● **Given records**:
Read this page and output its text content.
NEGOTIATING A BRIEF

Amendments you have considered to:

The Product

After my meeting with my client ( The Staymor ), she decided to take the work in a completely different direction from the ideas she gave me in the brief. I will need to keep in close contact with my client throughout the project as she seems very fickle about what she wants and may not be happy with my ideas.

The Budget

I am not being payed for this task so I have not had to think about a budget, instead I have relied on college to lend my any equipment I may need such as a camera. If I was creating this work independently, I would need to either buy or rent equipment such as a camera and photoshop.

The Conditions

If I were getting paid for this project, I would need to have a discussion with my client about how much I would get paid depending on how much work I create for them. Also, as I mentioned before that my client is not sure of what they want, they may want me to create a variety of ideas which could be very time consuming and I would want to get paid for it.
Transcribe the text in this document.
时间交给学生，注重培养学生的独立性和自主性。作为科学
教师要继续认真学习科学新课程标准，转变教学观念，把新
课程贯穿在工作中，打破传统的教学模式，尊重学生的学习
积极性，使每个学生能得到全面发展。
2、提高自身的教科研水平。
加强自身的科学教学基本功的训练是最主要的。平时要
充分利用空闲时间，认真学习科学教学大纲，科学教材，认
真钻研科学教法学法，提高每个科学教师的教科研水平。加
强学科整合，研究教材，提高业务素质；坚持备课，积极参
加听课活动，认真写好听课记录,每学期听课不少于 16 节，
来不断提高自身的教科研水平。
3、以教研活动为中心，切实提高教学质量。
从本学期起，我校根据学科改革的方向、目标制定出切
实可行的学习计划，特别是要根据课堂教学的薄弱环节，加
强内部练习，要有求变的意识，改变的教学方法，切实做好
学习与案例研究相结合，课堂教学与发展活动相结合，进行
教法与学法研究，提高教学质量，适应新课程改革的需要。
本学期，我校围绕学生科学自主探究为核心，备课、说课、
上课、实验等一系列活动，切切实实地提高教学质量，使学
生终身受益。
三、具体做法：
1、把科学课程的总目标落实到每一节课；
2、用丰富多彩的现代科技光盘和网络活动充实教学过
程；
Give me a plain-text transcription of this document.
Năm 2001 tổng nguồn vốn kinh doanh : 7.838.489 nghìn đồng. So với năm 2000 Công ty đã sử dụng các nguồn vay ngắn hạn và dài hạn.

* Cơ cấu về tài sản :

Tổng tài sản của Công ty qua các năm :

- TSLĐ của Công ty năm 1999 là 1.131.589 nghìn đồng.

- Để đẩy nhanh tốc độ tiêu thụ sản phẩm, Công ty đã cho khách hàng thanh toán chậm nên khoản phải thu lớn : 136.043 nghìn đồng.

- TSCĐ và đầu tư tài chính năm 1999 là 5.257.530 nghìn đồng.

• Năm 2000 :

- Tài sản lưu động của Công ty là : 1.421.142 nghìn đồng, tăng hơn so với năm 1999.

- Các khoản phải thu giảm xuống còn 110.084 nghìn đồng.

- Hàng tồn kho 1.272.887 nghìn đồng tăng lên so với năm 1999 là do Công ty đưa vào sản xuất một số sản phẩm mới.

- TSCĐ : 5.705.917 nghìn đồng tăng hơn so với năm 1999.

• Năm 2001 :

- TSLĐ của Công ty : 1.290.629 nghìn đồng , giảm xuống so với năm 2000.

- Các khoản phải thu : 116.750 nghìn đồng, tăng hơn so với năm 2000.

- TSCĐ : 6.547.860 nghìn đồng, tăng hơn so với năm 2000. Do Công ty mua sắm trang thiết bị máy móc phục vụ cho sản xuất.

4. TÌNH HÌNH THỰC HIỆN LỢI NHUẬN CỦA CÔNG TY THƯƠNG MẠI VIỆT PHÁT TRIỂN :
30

● **Stated task**: Scan the material above. Extract every line in which the word "text" occurs.

● **Written solution**:
Read this page and output its text content.
Transcribe the text in this document.
Give me a plain-text transcription of this document.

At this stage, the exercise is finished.